# pomyłka z ustawieniami przy instalacji Xorga

## piotrk2683

witam 

zamyśliłem się w czasie konfiguracji xorga i zamiast wpisać fglrx do /etc/make.conf dla Radeona, bo taką mam grafę, wpisałem nvidia i przy próbie konfigurowania Xów wyskakiwał error o błędzie załadowania modułu nvidia,

wpisałem poprawnie do /etc/make.conf fglrx i próbowałem odinstalować pakiet xorg-x11 i zainstalować od nowa już z opcją fglrx dla Radeona, ale przy próbie konfiguracji Xorga - Xorg -configure wyskakuje nadal error o błędzie ładowania modułu nvidia

przy próbie usunięcie xorg-x11 odinstalowało mi tylko ten pakiet,

jak zmienić ustawienia do konfiguracji Xorga, żeby przy poleceniu Xorg -configure system szukał sterów do Radeona,a nie sterów nvidii ?

> Wiersze
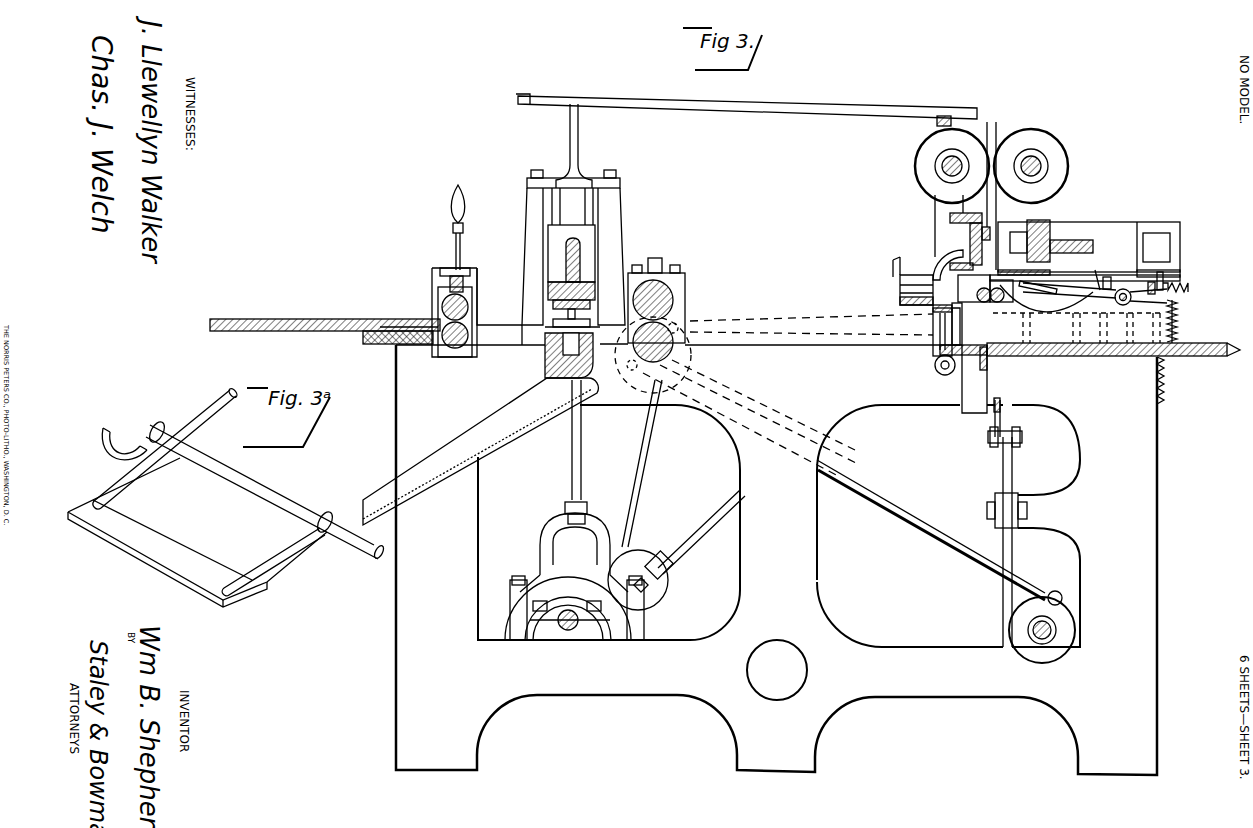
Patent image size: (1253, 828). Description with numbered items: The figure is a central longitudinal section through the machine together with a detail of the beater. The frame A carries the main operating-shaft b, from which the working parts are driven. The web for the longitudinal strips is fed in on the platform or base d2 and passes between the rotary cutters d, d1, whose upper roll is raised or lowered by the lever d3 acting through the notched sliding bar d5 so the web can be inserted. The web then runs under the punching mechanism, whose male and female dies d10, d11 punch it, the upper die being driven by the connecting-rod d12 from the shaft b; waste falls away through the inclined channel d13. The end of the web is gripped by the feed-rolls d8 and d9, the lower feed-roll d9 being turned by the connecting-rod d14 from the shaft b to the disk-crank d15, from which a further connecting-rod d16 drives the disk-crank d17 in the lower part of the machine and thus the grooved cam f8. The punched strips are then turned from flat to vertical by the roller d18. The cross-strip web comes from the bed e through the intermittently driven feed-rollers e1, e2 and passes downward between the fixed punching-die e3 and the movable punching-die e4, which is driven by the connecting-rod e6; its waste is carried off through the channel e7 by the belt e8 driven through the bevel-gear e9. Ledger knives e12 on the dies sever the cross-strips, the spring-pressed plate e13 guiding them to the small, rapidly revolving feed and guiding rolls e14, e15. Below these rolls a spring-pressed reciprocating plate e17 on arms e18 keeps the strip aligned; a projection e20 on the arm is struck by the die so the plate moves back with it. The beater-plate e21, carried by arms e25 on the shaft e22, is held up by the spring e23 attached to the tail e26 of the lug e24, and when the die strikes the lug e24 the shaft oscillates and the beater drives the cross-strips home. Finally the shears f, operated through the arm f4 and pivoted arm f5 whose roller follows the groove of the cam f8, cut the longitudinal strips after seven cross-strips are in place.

In FIG. 3, the frame A is at (830, 427).
In FIG. 3, the main operating-shaft b is at (567, 630).
In FIG. 3, the rotary cutter d is at (435, 326).
In FIG. 3, the rotary cutter d1 is at (462, 307).
In FIG. 3, the operating platform or base d2 is at (293, 316).
In FIG. 3, the lever d3 is at (461, 218).
In FIG. 3, the sliding bar d5 is at (465, 272).
In FIG. 3, the feed-roll d8 is at (652, 308).
In FIG. 3, the lower feed-roll d9 is at (673, 357).
In FIG. 3, the male die d10 is at (585, 247).
In FIG. 3, the female die d11 is at (547, 333).
In FIG. 3, the connecting-rod d12 is at (593, 452).
In FIG. 3, the inclined channel d13 is at (480, 451).
In FIG. 3, the connecting-rod d14 is at (640, 462).
In FIG. 3, the disk-crank d15 is at (774, 395).
In FIG. 3, the connecting-rod d16 is at (880, 503).
In FIG. 3, the disk-crank d17 is at (1065, 600).
In FIG. 3, the roller d18 is at (940, 340).
In FIG. 3, the bed e is at (746, 96).
In FIG. 3, the feed-roller e1 is at (975, 140).
In FIG. 3, the feed-roller e2 is at (1042, 135).
In FIG. 3, the punching-die e3 is at (970, 237).
In FIG. 3, the movable punching-die e4 is at (1030, 265).
In FIG. 3, the connecting-rod e6 is at (703, 524).
In FIG. 3, the channel e7 is at (897, 262).
In FIG. 3, the belt e8 is at (900, 286).
In FIG. 3, the bevel-gear e9 is at (1140, 270).
In FIG. 3, the ledger knives or cutters e12 is at (968, 290).
In FIG. 3, the spring-pressed plate e13 is at (1032, 230).
In FIG. 3, the small feed-roll e14 is at (992, 305).
In FIG. 3, the guide or feed roll e15 is at (1010, 300).
In FIG. 3, the reciprocating plate e17 is at (958, 312).
In FIG. 3, the arms e18 is at (1080, 300).
In FIG. 3, the projection e20 is at (1162, 275).
In FIG. 3, the beater-plate e21 is at (962, 292).
In FIG. 3A, the beater-plate e21 is at (172, 543).
In FIG. 3, the rod or shaft e22 is at (1108, 278).
In FIG. 3A, the rod or shaft e22 is at (282, 507).
In FIG. 3, the spring e23 is at (1187, 352).
In FIG. 3, the lug e24 is at (1096, 272).
In FIG. 3A, the lug e24 is at (120, 418).
In FIG. 3, the arms e25 is at (1057, 290).
In FIG. 3, the arm or tail e26 is at (1158, 292).
In FIG. 3A, the arm or tail e26 is at (216, 392).
In FIG. 3, the cutting-shears f is at (977, 362).
In FIG. 3, the arm f4 is at (1013, 403).
In FIG. 3, the pivoted arm f5 is at (1011, 493).
In FIG. 3, the cam f8 is at (1038, 650).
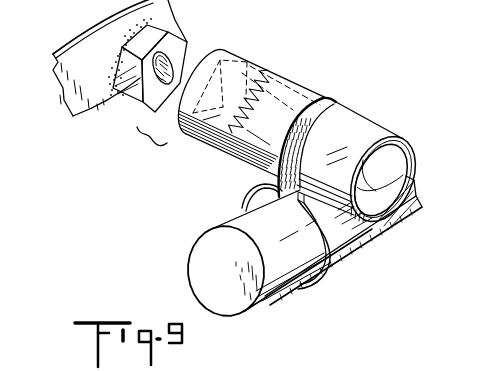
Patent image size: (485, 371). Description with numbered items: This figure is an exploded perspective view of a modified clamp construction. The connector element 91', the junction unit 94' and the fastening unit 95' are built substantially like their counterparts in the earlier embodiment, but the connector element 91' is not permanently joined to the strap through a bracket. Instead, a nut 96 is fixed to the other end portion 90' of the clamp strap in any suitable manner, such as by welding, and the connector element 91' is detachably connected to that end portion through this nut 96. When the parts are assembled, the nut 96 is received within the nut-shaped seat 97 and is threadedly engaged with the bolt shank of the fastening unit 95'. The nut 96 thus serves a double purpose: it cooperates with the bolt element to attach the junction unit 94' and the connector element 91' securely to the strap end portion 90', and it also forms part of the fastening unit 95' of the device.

The other end portion of the clamp strap 90' is at (120, 58).
The nut 96 is at (137, 103).
The connector element 91' is at (251, 112).
The nut-shaped seat 97 is at (252, 68).
The fastening unit 95' is at (363, 160).
The junction unit 94' is at (305, 246).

> Zadania do wykonania
(1) Jaką wartość omyłkowo wpisano do /etc/make.conf zamiast fglrx, według wpisu o instalacji Xorga?
(2) Przytocz dosłownie z wpisu o instalacji Xorga ustęp od „wpisałem poprawnie do” aż po „sterów nvidii ?”.
(3) Dopisz dalszy ciąg wpisu o pomyłce przy konfiguracji Xorga, zaczynając od miejsca, w którym się kończy.
Materiał nie odgrywa tu żadnej roli.

> W odpowiedzi
(1) Zamiast fglrx wpisano nvidia.

(2)
wpisałem poprawnie do /etc/make.conf fglrx i próbowałem odinstalować pakiet xorg-x11 i zainstalować od nowa już z opcją fglrx dla Radeona, ale przy próbie konfiguracji Xorga - Xorg -configure wyskakuje nadal error o błędzie ładowania modułu nvidia

przy próbie usunięcie xorg-x11 odinstalowało mi tylko ten pakiet,

jak zmienić ustawienia do konfiguracji Xorga, żeby przy poleceniu Xorg -configure system szukał sterów do Radeona,a nie sterów nvidii ?

(3)
przy pierwszym instalowaniu xorg-x11 pobierało ponad 100 pakietów, więc przypuszczam, że to może być kwestia ustawienia dla jakiegoś z tych pakietów, ale nie wiem jak teraz przebudować je wszystkie z ustawieniem fglrx w make.conf 

Gentoo stawiane w sposób klasyczny ze stage 3

grafika Radeon HD 6470M

----------

## SlashBeast

odpal 'emerge -NuDa @world', zalapie w ten sposob nowe flagi use (VIDEO_CARD ustawia odpowiednie flagi) i przebuduje x11-drivers ktory wciagnie odpowiedni sterownik, potem 'emerge --depclean --ask' wyrzuci sterownik nvidia.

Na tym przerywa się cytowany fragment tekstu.